Written instruction:
List, from the lines below, each one with "label" in it.

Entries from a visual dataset
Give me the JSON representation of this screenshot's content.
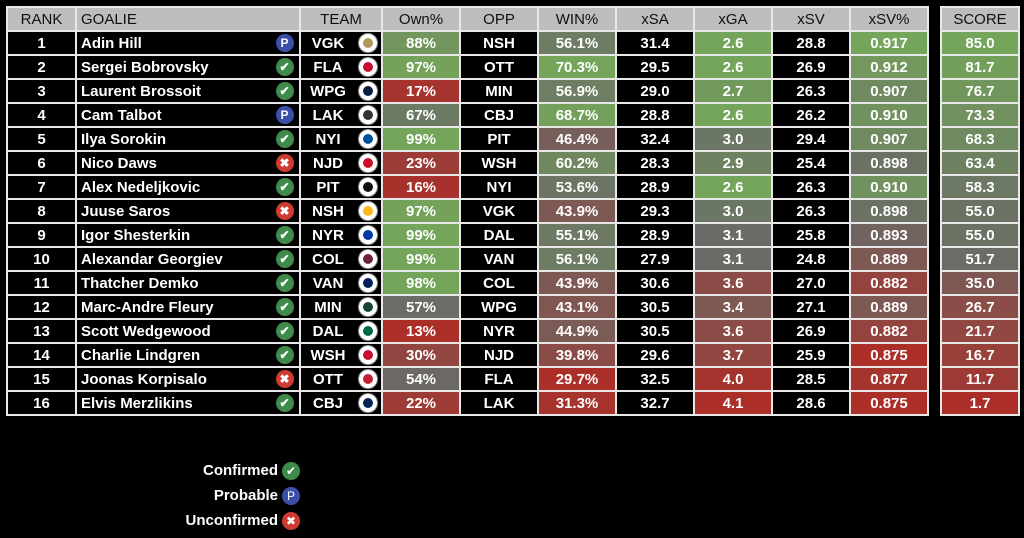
{
  "headers": {
    "rank": "RANK",
    "goalie": "GOALIE",
    "team": "TEAM",
    "own": "Own%",
    "opp": "OPP",
    "win": "WIN%",
    "xsa": "xSA",
    "xga": "xGA",
    "xsv": "xSV",
    "xsvp": "xSV%",
    "score": "SCORE"
  },
  "status_icons": {
    "C": {
      "glyph": "✔",
      "color": "#3d8a4a",
      "label": "Confirmed",
      "icon": "check-icon"
    },
    "P": {
      "glyph": "P",
      "color": "#3b4fa8",
      "label": "Probable",
      "icon": "probable-icon"
    },
    "U": {
      "glyph": "✖",
      "color": "#d03a30",
      "label": "Unconfirmed",
      "icon": "x-icon"
    }
  },
  "colors": {
    "green": "#74a55a",
    "gray": "#6a6a66",
    "red": "#ac2e28"
  },
  "rows": [
    {
      "rank": "1",
      "goalie": "Adin Hill",
      "status": "P",
      "team": "VGK",
      "logo": "#b4975a",
      "own": "88%",
      "opp": "NSH",
      "win": "56.1%",
      "xsa": "31.4",
      "xga": "2.6",
      "xsv": "28.8",
      "xsvp": "0.917",
      "score": "85.0"
    },
    {
      "rank": "2",
      "goalie": "Sergei Bobrovsky",
      "status": "C",
      "team": "FLA",
      "logo": "#c8102e",
      "own": "97%",
      "opp": "OTT",
      "win": "70.3%",
      "xsa": "29.5",
      "xga": "2.6",
      "xsv": "26.9",
      "xsvp": "0.912",
      "score": "81.7"
    },
    {
      "rank": "3",
      "goalie": "Laurent Brossoit",
      "status": "C",
      "team": "WPG",
      "logo": "#041e42",
      "own": "17%",
      "opp": "MIN",
      "win": "56.9%",
      "xsa": "29.0",
      "xga": "2.7",
      "xsv": "26.3",
      "xsvp": "0.907",
      "score": "76.7"
    },
    {
      "rank": "4",
      "goalie": "Cam Talbot",
      "status": "P",
      "team": "LAK",
      "logo": "#333333",
      "own": "67%",
      "opp": "CBJ",
      "win": "68.7%",
      "xsa": "28.8",
      "xga": "2.6",
      "xsv": "26.2",
      "xsvp": "0.910",
      "score": "73.3"
    },
    {
      "rank": "5",
      "goalie": "Ilya Sorokin",
      "status": "C",
      "team": "NYI",
      "logo": "#00539b",
      "own": "99%",
      "opp": "PIT",
      "win": "46.4%",
      "xsa": "32.4",
      "xga": "3.0",
      "xsv": "29.4",
      "xsvp": "0.907",
      "score": "68.3"
    },
    {
      "rank": "6",
      "goalie": "Nico Daws",
      "status": "U",
      "team": "NJD",
      "logo": "#ce1126",
      "own": "23%",
      "opp": "WSH",
      "win": "60.2%",
      "xsa": "28.3",
      "xga": "2.9",
      "xsv": "25.4",
      "xsvp": "0.898",
      "score": "63.4"
    },
    {
      "rank": "7",
      "goalie": "Alex Nedeljkovic",
      "status": "C",
      "team": "PIT",
      "logo": "#111111",
      "own": "16%",
      "opp": "NYI",
      "win": "53.6%",
      "xsa": "28.9",
      "xga": "2.6",
      "xsv": "26.3",
      "xsvp": "0.910",
      "score": "58.3"
    },
    {
      "rank": "8",
      "goalie": "Juuse Saros",
      "status": "U",
      "team": "NSH",
      "logo": "#ffb81c",
      "own": "97%",
      "opp": "VGK",
      "win": "43.9%",
      "xsa": "29.3",
      "xga": "3.0",
      "xsv": "26.3",
      "xsvp": "0.898",
      "score": "55.0"
    },
    {
      "rank": "9",
      "goalie": "Igor Shesterkin",
      "status": "C",
      "team": "NYR",
      "logo": "#0038a8",
      "own": "99%",
      "opp": "DAL",
      "win": "55.1%",
      "xsa": "28.9",
      "xga": "3.1",
      "xsv": "25.8",
      "xsvp": "0.893",
      "score": "55.0"
    },
    {
      "rank": "10",
      "goalie": "Alexandar Georgiev",
      "status": "C",
      "team": "COL",
      "logo": "#6f263d",
      "own": "99%",
      "opp": "VAN",
      "win": "56.1%",
      "xsa": "27.9",
      "xga": "3.1",
      "xsv": "24.8",
      "xsvp": "0.889",
      "score": "51.7"
    },
    {
      "rank": "11",
      "goalie": "Thatcher Demko",
      "status": "C",
      "team": "VAN",
      "logo": "#00205b",
      "own": "98%",
      "opp": "COL",
      "win": "43.9%",
      "xsa": "30.6",
      "xga": "3.6",
      "xsv": "27.0",
      "xsvp": "0.882",
      "score": "35.0"
    },
    {
      "rank": "12",
      "goalie": "Marc-Andre Fleury",
      "status": "C",
      "team": "MIN",
      "logo": "#154734",
      "own": "57%",
      "opp": "WPG",
      "win": "43.1%",
      "xsa": "30.5",
      "xga": "3.4",
      "xsv": "27.1",
      "xsvp": "0.889",
      "score": "26.7"
    },
    {
      "rank": "13",
      "goalie": "Scott Wedgewood",
      "status": "C",
      "team": "DAL",
      "logo": "#006847",
      "own": "13%",
      "opp": "NYR",
      "win": "44.9%",
      "xsa": "30.5",
      "xga": "3.6",
      "xsv": "26.9",
      "xsvp": "0.882",
      "score": "21.7"
    },
    {
      "rank": "14",
      "goalie": "Charlie Lindgren",
      "status": "C",
      "team": "WSH",
      "logo": "#c8102e",
      "own": "30%",
      "opp": "NJD",
      "win": "39.8%",
      "xsa": "29.6",
      "xga": "3.7",
      "xsv": "25.9",
      "xsvp": "0.875",
      "score": "16.7"
    },
    {
      "rank": "15",
      "goalie": "Joonas Korpisalo",
      "status": "U",
      "team": "OTT",
      "logo": "#c52032",
      "own": "54%",
      "opp": "FLA",
      "win": "29.7%",
      "xsa": "32.5",
      "xga": "4.0",
      "xsv": "28.5",
      "xsvp": "0.877",
      "score": "11.7"
    },
    {
      "rank": "16",
      "goalie": "Elvis Merzlikins",
      "status": "C",
      "team": "CBJ",
      "logo": "#002654",
      "own": "22%",
      "opp": "LAK",
      "win": "31.3%",
      "xsa": "32.7",
      "xga": "4.1",
      "xsv": "28.6",
      "xsvp": "0.875",
      "score": "1.7"
    }
  ],
  "legend": [
    {
      "key": "C",
      "label": "Confirmed"
    },
    {
      "key": "P",
      "label": "Probable"
    },
    {
      "key": "U",
      "label": "Unconfirmed"
    }
  ]
}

Result of the exercise:
      "label": "Confirmed",
      "label": "Probable",
      "label": "Unconfirmed",
      "label": "Confirmed"
      "label": "Probable"
      "label": "Unconfirmed"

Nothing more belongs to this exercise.